(Element boundary records)
****
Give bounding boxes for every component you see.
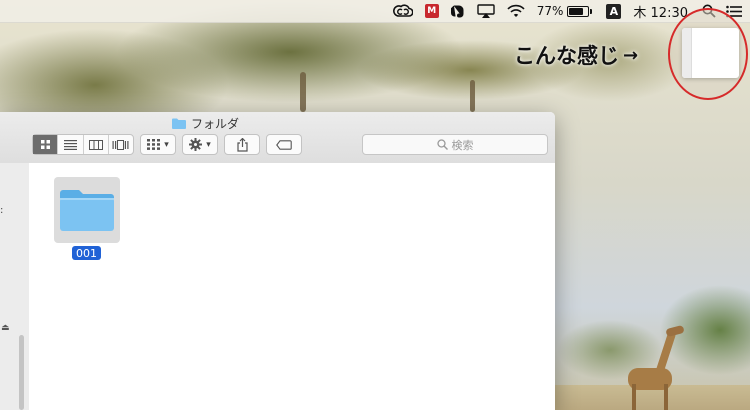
mcafee-icon[interactable]: M bbox=[424, 0, 439, 22]
chevron-down-icon: ▾ bbox=[164, 139, 169, 150]
battery-fill bbox=[569, 7, 583, 15]
list-view-button[interactable] bbox=[58, 135, 84, 154]
battery-status[interactable]: 77% bbox=[537, 0, 593, 22]
column-view-icon bbox=[88, 139, 103, 150]
view-mode-selector bbox=[32, 134, 134, 155]
menubar-clock[interactable]: 木 12:30 bbox=[633, 0, 688, 22]
creative-cloud-icon[interactable] bbox=[392, 0, 413, 22]
arrange-icon bbox=[147, 139, 161, 150]
sidebar-scrollbar[interactable] bbox=[19, 335, 24, 410]
column-view-button[interactable] bbox=[84, 135, 109, 154]
window-title: フォルダ bbox=[172, 115, 239, 131]
tree-trunk bbox=[470, 80, 475, 112]
arrange-button[interactable]: ▾ bbox=[140, 134, 176, 155]
annotation-text: こんな感じ bbox=[514, 44, 619, 68]
wifi-icon[interactable] bbox=[507, 0, 525, 22]
finder-sidebar[interactable]: : ⏏ bbox=[0, 163, 30, 410]
giraffe-leg bbox=[664, 384, 668, 410]
cover-flow-view-button[interactable] bbox=[109, 135, 133, 154]
arrow-icon: → bbox=[623, 44, 639, 66]
icon-view-button[interactable] bbox=[33, 135, 59, 154]
file-browser-area[interactable]: 001 bbox=[29, 163, 555, 410]
minimized-window-preview[interactable] bbox=[682, 28, 739, 78]
tags-button[interactable] bbox=[266, 134, 302, 155]
folder-name-label[interactable]: 001 bbox=[72, 246, 101, 260]
battery-icon bbox=[567, 5, 590, 17]
tree-trunk bbox=[300, 72, 306, 112]
battery-tip bbox=[590, 8, 593, 14]
search-field[interactable]: 検索 bbox=[362, 134, 548, 155]
list-view-icon bbox=[63, 139, 77, 150]
battery-percent: 77% bbox=[536, 4, 564, 18]
tag-icon bbox=[276, 139, 292, 150]
mcafee-letter: M bbox=[424, 4, 439, 18]
action-menu-button[interactable]: ▾ bbox=[182, 134, 218, 155]
gear-icon bbox=[189, 138, 203, 151]
search-icon bbox=[436, 139, 448, 150]
clock-text: 木 12:30 bbox=[633, 5, 688, 21]
folder-icon bbox=[60, 190, 114, 231]
eject-icon[interactable]: ⏏ bbox=[1, 323, 10, 333]
sidebar-partial-item: : bbox=[0, 205, 4, 216]
cover-flow-icon bbox=[112, 139, 129, 150]
evernote-icon[interactable] bbox=[450, 0, 465, 22]
folder-icon bbox=[172, 118, 186, 129]
share-icon bbox=[236, 137, 248, 152]
icon-view-icon bbox=[40, 140, 50, 149]
chevron-down-icon: ▾ bbox=[206, 139, 211, 150]
input-source-menu[interactable]: A bbox=[606, 0, 622, 22]
input-source-icon: A bbox=[606, 3, 622, 19]
menu-bar: M 77% A 木 12:30 bbox=[0, 0, 750, 23]
finder-toolbar: フォルダ ▾ ▾ 検索 bbox=[0, 112, 555, 164]
search-placeholder: 検索 bbox=[451, 138, 474, 152]
window-title-text: フォルダ bbox=[191, 116, 240, 131]
airplay-icon[interactable] bbox=[477, 0, 495, 22]
mini-window-sidebar bbox=[682, 28, 692, 78]
folder-item[interactable] bbox=[54, 177, 120, 243]
share-button[interactable] bbox=[224, 134, 260, 155]
giraffe-leg bbox=[632, 384, 636, 410]
finder-window: フォルダ ▾ ▾ 検索: ⏏ 001 bbox=[0, 112, 555, 410]
annotation-label: こんな感じ → bbox=[514, 40, 638, 70]
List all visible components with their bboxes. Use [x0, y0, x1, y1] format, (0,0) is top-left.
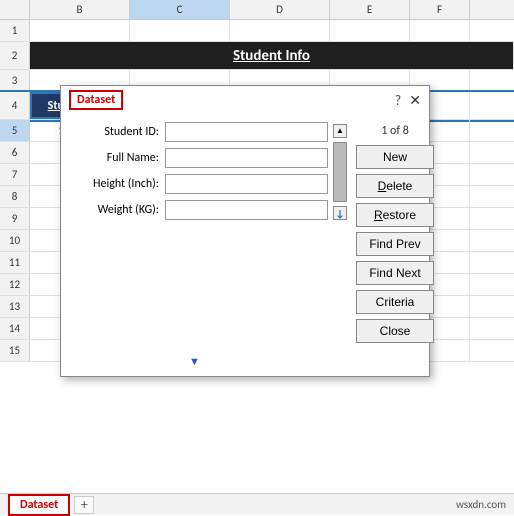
- dialog-button-panel: 1 of 8 New Delete Restore Find Prev Find…: [356, 122, 434, 343]
- row-num-12: 12: [0, 274, 30, 295]
- form-row-student-id: Student ID:: [69, 122, 328, 142]
- close-label: Close: [380, 324, 411, 338]
- col-header-c: C: [130, 0, 230, 19]
- row-num-10: 10: [0, 230, 30, 251]
- scroll-up-arrow[interactable]: ▲: [333, 124, 347, 138]
- form-scrollbar: ▲ ↓: [332, 122, 348, 343]
- form-row-full-name: Full Name:: [69, 148, 328, 168]
- row-num-14: 14: [0, 318, 30, 339]
- form-area: Student ID: Full Name: Height (Inch): We…: [69, 122, 348, 343]
- tab-add-button[interactable]: +: [74, 496, 94, 514]
- col-header-d: D: [230, 0, 330, 19]
- col-header-f: F: [410, 0, 470, 19]
- scroll-thumb[interactable]: [333, 142, 347, 202]
- criteria-button[interactable]: Criteria: [356, 290, 434, 314]
- field-label-student-id: Student ID:: [69, 125, 159, 139]
- scroll-down-bottom-arrow[interactable]: ▼: [189, 355, 200, 368]
- scroll-down-arrow[interactable]: ↓: [333, 206, 347, 220]
- field-label-full-name: Full Name:: [69, 151, 159, 165]
- cell-title: Student Info: [30, 42, 514, 69]
- cell-d1[interactable]: [230, 20, 330, 41]
- row-num-15: 15: [0, 340, 30, 361]
- restore-label: Restore: [374, 208, 416, 222]
- field-label-weight: Weight (KG):: [69, 203, 159, 217]
- cell-c1[interactable]: [130, 20, 230, 41]
- row-num-6: 6: [0, 142, 30, 163]
- col-header-b: B: [30, 0, 130, 19]
- field-input-weight[interactable]: [165, 200, 328, 220]
- dialog-form: Student ID: Full Name: Height (Inch): We…: [69, 122, 328, 343]
- cell-f1[interactable]: [410, 20, 470, 41]
- data-form-dialog: Dataset ? ✕ Student ID: Full Name:: [60, 85, 430, 377]
- field-input-full-name[interactable]: [165, 148, 328, 168]
- row-num-1: 1: [0, 20, 30, 41]
- dialog-question-mark[interactable]: ?: [395, 92, 402, 109]
- dialog-title: Dataset: [69, 90, 123, 110]
- row-num-4: 4: [0, 92, 30, 119]
- row-num-7: 7: [0, 164, 30, 185]
- column-header-row: B C D E F: [0, 0, 514, 20]
- dialog-footer: ▼: [61, 351, 429, 376]
- dialog-titlebar: Dataset ? ✕: [61, 86, 429, 114]
- close-button[interactable]: Close: [356, 319, 434, 343]
- form-row-height: Height (Inch):: [69, 174, 328, 194]
- find-next-label: Find Next: [369, 266, 420, 280]
- row-1: 1: [0, 20, 514, 42]
- field-input-student-id[interactable]: [165, 122, 328, 142]
- row-num-13: 13: [0, 296, 30, 317]
- spreadsheet: B C D E F 1 2 Student Info 3: [0, 0, 514, 515]
- row-num-11: 11: [0, 252, 30, 273]
- new-button[interactable]: New: [356, 145, 434, 169]
- find-prev-label: Find Prev: [369, 237, 420, 251]
- row-num-9: 9: [0, 208, 30, 229]
- row-num-5: 5: [0, 120, 30, 141]
- row-num-8: 8: [0, 186, 30, 207]
- corner-cell: [0, 0, 30, 19]
- criteria-label: Criteria: [376, 295, 415, 309]
- record-info: 1 of 8: [356, 122, 434, 140]
- new-button-label: New: [383, 150, 407, 164]
- tab-dataset[interactable]: Dataset: [8, 494, 70, 516]
- row-2: 2 Student Info: [0, 42, 514, 70]
- delete-label: Delete: [378, 179, 413, 193]
- cell-b1[interactable]: [30, 20, 130, 41]
- dialog-titlebar-right: ? ✕: [395, 92, 421, 109]
- restore-button[interactable]: Restore: [356, 203, 434, 227]
- form-row-weight: Weight (KG):: [69, 200, 328, 220]
- col-header-e: E: [330, 0, 410, 19]
- row-num-2: 2: [0, 42, 30, 69]
- tab-right-info: wsxdn.com: [456, 498, 506, 511]
- delete-button[interactable]: Delete: [356, 174, 434, 198]
- field-input-height[interactable]: [165, 174, 328, 194]
- cell-e1[interactable]: [330, 20, 410, 41]
- spreadsheet-title: Student Info: [233, 47, 310, 65]
- find-next-button[interactable]: Find Next: [356, 261, 434, 285]
- tab-bar: Dataset + wsxdn.com: [0, 493, 514, 515]
- field-label-height: Height (Inch):: [69, 177, 159, 191]
- row-num-3: 3: [0, 70, 30, 91]
- dialog-close-icon[interactable]: ✕: [409, 92, 421, 109]
- find-prev-button[interactable]: Find Prev: [356, 232, 434, 256]
- dialog-body: Student ID: Full Name: Height (Inch): We…: [61, 114, 429, 351]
****
▶ _Work to be completed_
Print the lines from the one containing "mcafee-icon[interactable]: M bbox=[424, 0, 439, 22]" through the one containing "mcafee-letter: M bbox=[424, 4, 439, 18]", both included, exactly as they appear.

▶ _Answer to the problem_
mcafee-icon[interactable]: M bbox=[424, 0, 439, 22]
chevron-down-icon: ▾ bbox=[164, 139, 169, 150]
battery-fill bbox=[569, 7, 583, 15]
list-view-button[interactable] bbox=[58, 135, 84, 154]
battery-status[interactable]: 77% bbox=[537, 0, 593, 22]
column-view-icon bbox=[88, 139, 103, 150]
view-mode-selector bbox=[32, 134, 134, 155]
menubar-clock[interactable]: 木 12:30 bbox=[633, 0, 688, 22]
creative-cloud-icon[interactable] bbox=[392, 0, 413, 22]
arrange-icon bbox=[147, 139, 161, 150]
sidebar-scrollbar[interactable] bbox=[19, 335, 24, 410]
column-view-button[interactable] bbox=[84, 135, 109, 154]
window-title: フォルダ bbox=[172, 115, 239, 131]
tree-trunk bbox=[470, 80, 475, 112]
arrange-button[interactable]: ▾ bbox=[140, 134, 176, 155]
annotation-text: こんな感じ bbox=[514, 44, 619, 68]
wifi-icon[interactable] bbox=[507, 0, 525, 22]
finder-sidebar[interactable]: : ⏏ bbox=[0, 163, 30, 410]
giraffe-leg bbox=[664, 384, 668, 410]
cover-flow-view-button[interactable] bbox=[109, 135, 133, 154]
arrow-icon: → bbox=[623, 44, 639, 66]
icon-view-button[interactable] bbox=[33, 135, 59, 154]
file-browser-area[interactable]: 001 bbox=[29, 163, 555, 410]
minimized-window-preview[interactable] bbox=[682, 28, 739, 78]
tags-button[interactable] bbox=[266, 134, 302, 155]
folder-name-label[interactable]: 001 bbox=[72, 246, 101, 260]
battery-icon bbox=[567, 5, 590, 17]
tree-trunk bbox=[300, 72, 306, 112]
battery-tip bbox=[590, 8, 593, 14]
search-field[interactable]: 検索 bbox=[362, 134, 548, 155]
list-view-icon bbox=[63, 139, 77, 150]
battery-percent: 77% bbox=[536, 4, 564, 18]
tag-icon bbox=[276, 139, 292, 150]
mcafee-letter: M bbox=[424, 4, 439, 18]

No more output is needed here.